Lines that hold the string "screenshot" are to be counted; give only their number.
---------- Entries shown
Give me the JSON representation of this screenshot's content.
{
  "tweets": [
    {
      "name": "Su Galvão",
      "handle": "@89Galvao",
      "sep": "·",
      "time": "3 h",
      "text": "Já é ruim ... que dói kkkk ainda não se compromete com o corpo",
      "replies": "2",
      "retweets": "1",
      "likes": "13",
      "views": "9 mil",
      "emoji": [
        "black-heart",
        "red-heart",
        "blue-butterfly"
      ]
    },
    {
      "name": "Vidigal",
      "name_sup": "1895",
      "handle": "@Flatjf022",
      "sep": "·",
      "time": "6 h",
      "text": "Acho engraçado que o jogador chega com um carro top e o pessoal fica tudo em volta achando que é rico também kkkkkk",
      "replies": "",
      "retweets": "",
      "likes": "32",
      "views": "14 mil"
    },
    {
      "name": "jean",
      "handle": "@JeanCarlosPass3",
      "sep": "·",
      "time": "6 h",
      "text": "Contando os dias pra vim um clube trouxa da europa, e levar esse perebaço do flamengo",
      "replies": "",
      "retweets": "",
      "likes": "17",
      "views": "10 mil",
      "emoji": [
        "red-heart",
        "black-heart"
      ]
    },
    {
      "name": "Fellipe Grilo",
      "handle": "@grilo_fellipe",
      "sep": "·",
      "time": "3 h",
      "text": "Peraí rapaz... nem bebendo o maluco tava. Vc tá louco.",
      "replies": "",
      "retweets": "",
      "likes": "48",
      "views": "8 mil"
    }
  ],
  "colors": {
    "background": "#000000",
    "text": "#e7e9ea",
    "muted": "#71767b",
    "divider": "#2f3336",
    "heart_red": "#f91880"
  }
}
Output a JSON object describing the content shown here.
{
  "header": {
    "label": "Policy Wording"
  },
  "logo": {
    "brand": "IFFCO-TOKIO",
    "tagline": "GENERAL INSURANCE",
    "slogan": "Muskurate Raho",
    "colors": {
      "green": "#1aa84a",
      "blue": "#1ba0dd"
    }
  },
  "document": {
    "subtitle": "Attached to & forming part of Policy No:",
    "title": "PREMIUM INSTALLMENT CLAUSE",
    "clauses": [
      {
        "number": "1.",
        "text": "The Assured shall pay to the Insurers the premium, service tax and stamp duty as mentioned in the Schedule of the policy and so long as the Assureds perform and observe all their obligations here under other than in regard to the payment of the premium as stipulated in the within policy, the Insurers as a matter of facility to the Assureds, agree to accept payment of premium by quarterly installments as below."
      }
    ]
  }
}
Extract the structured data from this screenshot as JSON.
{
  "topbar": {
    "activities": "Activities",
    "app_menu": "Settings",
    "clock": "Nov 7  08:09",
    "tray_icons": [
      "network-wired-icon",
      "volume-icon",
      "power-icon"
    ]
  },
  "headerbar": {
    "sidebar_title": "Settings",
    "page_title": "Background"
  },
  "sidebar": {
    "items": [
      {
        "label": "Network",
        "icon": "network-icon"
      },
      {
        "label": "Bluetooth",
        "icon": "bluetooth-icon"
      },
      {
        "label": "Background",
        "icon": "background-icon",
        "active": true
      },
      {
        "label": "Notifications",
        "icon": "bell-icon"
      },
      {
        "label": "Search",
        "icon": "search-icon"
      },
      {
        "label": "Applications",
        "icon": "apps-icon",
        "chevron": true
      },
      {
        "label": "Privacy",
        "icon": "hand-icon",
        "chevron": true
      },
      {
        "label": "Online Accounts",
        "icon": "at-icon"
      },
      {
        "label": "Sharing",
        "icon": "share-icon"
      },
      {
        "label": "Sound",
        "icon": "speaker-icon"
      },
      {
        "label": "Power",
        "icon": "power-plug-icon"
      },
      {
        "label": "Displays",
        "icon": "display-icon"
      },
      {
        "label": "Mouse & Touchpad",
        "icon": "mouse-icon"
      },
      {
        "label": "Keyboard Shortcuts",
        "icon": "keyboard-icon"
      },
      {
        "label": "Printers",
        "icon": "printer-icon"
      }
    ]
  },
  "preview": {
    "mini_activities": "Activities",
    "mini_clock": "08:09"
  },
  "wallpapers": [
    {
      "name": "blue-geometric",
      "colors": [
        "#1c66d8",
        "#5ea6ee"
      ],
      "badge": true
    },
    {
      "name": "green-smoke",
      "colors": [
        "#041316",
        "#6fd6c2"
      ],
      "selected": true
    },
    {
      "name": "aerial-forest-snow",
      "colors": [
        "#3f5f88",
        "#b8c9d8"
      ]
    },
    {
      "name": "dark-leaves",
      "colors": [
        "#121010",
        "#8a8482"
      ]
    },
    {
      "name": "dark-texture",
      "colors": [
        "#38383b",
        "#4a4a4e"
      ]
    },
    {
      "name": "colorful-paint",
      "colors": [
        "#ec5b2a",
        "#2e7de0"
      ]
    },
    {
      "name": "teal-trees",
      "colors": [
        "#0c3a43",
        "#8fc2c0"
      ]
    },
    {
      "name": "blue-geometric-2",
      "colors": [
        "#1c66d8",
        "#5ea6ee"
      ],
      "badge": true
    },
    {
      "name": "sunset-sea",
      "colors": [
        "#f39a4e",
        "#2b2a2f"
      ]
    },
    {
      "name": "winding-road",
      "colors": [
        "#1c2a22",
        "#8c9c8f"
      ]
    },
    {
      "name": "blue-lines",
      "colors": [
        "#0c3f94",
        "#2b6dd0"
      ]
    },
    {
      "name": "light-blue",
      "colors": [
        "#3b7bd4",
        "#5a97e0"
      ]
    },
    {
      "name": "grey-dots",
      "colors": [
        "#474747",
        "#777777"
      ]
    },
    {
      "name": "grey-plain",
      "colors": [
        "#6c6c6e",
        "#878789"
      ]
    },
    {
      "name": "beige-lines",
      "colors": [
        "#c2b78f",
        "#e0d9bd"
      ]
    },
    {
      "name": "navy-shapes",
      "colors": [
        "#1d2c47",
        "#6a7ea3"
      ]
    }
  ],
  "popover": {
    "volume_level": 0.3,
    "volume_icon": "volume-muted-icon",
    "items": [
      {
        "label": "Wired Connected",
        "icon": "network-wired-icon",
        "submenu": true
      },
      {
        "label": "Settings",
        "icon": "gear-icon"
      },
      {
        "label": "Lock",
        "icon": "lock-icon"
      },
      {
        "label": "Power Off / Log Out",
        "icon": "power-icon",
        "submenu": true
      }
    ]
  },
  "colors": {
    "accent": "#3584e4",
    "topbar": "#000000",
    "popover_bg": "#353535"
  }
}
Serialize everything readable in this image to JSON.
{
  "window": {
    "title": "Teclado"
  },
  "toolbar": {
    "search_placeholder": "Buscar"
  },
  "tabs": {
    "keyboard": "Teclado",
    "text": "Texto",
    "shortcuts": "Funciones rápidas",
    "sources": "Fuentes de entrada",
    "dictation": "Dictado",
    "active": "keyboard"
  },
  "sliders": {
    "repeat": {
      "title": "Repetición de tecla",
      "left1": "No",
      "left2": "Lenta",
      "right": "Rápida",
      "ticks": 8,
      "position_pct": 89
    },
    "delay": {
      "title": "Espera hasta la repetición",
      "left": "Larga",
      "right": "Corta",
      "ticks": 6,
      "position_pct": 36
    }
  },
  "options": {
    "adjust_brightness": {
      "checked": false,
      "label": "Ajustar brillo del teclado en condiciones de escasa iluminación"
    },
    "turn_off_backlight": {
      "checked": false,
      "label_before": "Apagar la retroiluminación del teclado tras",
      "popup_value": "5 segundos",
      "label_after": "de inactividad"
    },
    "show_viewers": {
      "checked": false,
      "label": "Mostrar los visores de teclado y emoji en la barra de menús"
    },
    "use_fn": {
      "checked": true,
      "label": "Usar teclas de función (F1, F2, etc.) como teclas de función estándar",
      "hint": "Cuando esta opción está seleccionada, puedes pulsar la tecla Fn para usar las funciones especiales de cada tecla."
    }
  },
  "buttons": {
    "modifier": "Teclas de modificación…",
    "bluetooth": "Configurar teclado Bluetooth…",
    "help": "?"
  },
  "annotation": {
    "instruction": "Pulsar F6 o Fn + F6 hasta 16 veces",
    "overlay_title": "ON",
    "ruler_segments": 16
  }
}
--------------------
◆ Complete response: 2